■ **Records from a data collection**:
++++

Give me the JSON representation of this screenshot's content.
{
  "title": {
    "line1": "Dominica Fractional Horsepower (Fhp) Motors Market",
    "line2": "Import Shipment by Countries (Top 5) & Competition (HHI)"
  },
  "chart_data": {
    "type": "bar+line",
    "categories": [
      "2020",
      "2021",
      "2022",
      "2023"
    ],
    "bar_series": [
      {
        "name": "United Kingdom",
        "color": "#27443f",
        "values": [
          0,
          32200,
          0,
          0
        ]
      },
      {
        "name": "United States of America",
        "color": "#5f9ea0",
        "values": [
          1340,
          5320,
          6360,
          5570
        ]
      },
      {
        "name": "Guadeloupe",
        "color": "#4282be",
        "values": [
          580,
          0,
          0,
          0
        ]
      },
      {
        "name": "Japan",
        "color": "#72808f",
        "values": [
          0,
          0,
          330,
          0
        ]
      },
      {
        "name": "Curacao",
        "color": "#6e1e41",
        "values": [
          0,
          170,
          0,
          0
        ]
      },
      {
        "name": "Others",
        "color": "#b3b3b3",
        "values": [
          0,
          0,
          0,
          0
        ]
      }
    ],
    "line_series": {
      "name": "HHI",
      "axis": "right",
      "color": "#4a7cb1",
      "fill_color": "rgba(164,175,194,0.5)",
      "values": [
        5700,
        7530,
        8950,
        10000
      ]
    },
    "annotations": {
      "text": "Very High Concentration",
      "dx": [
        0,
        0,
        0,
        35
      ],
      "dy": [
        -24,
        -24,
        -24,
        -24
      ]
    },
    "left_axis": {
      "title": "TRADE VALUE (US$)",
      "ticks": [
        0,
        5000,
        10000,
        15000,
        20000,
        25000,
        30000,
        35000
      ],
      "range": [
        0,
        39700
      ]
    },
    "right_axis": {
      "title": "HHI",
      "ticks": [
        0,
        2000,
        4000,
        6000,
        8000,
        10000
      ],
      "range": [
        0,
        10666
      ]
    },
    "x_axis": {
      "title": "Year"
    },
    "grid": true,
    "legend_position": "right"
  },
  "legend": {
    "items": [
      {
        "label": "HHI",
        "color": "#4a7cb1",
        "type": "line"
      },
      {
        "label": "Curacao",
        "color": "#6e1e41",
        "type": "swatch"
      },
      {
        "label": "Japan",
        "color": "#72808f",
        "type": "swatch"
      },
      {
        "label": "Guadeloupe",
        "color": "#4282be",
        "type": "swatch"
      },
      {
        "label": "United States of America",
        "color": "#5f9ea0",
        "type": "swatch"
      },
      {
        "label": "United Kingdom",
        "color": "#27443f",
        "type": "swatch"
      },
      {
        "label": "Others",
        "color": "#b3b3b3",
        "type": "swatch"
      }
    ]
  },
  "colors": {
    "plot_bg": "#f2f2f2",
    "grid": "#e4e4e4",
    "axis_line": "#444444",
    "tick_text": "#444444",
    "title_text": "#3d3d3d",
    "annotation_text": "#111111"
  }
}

++++

■ **Direction**:
Identify the lines above with the word "name". Copy them.

■ **Full response**:
        "name": "United Kingdom",
        "name": "United States of America",
        "name": "Guadeloupe",
        "name": "Japan",
        "name": "Curacao",
        "name": "Others",
      "name": "HHI",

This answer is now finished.